» **Given instruction**:
Copy out every line that contains the word "hubiera".

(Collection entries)
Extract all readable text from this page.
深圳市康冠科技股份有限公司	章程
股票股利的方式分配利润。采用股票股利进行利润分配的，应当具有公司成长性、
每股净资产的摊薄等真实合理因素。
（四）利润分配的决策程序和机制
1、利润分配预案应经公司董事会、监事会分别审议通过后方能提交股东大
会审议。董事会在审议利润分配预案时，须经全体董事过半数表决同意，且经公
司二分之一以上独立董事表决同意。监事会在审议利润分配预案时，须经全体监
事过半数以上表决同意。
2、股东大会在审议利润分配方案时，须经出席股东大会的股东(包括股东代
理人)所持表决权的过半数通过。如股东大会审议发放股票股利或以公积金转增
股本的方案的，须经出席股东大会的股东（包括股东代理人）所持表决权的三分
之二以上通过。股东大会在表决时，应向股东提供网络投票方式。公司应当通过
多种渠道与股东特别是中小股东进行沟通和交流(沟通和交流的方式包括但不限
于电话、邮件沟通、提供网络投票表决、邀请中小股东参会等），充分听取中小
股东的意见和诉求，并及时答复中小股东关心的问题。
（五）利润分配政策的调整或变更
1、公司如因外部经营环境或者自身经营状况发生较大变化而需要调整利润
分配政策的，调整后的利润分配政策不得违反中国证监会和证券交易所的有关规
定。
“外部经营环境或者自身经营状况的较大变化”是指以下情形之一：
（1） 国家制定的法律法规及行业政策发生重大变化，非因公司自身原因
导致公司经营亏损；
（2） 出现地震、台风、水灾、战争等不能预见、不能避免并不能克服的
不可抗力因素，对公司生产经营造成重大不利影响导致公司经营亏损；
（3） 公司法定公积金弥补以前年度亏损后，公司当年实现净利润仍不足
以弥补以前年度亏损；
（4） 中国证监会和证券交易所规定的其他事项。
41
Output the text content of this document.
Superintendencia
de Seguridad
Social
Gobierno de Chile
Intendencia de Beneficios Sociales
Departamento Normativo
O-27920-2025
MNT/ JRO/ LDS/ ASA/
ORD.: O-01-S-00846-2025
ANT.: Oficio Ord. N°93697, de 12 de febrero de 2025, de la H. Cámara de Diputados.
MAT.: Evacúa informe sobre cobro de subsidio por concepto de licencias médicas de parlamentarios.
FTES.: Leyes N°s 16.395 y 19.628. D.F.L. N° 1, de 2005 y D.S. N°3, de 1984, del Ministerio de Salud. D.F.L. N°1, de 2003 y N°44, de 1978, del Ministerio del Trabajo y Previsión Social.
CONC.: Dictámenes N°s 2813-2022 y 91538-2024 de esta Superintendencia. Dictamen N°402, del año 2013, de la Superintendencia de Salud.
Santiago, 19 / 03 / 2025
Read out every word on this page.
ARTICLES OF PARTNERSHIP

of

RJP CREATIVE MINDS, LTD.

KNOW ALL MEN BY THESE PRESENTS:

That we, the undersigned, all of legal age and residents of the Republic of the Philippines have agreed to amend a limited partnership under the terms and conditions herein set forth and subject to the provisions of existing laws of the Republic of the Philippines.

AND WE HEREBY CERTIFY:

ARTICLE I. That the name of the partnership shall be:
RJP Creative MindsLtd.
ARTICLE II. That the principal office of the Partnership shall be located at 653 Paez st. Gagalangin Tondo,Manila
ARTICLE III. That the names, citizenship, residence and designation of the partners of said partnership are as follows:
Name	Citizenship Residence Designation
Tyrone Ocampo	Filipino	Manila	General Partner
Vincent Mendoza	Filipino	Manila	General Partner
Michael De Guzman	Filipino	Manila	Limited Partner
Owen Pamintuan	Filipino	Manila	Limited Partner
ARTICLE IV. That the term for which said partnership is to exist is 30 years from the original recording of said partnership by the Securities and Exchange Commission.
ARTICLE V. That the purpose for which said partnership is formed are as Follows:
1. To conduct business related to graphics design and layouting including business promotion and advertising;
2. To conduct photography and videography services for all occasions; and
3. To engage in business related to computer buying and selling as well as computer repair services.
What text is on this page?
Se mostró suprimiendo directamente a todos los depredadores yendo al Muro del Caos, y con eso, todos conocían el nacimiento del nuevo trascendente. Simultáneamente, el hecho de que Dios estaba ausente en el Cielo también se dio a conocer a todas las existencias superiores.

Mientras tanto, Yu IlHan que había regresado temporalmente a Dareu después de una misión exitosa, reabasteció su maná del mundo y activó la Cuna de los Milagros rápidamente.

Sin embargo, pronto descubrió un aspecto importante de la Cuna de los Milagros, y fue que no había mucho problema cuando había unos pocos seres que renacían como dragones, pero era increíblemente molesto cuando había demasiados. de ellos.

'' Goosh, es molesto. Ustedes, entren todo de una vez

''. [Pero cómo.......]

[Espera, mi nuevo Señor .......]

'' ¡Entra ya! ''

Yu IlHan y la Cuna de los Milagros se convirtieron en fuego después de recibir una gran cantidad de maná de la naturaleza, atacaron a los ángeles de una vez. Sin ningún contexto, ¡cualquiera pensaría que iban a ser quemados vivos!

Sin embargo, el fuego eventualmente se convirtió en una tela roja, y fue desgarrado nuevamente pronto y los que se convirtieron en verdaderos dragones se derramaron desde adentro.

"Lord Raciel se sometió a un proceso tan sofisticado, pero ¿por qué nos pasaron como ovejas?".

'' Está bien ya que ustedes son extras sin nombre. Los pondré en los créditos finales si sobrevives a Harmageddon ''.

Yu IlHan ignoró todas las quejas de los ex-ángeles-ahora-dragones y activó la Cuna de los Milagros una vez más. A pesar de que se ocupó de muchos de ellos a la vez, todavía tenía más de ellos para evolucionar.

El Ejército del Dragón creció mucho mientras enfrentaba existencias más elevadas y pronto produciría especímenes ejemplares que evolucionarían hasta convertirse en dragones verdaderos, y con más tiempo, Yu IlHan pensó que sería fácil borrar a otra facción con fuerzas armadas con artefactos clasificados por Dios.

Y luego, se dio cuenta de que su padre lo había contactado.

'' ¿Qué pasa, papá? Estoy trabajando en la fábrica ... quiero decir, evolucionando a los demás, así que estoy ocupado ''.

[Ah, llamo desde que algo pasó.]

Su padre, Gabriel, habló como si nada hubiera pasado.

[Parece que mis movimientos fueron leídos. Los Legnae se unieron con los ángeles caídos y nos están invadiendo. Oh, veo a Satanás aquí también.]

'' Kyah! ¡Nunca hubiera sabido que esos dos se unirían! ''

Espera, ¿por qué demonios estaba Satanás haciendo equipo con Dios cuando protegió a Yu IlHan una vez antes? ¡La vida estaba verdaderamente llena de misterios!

» **Solution to this task**:
Su padre, Gabriel, habló como si nada hubiera pasado.
'' Kyah! ¡Nunca hubiera sabido que esos dos se unirían! ''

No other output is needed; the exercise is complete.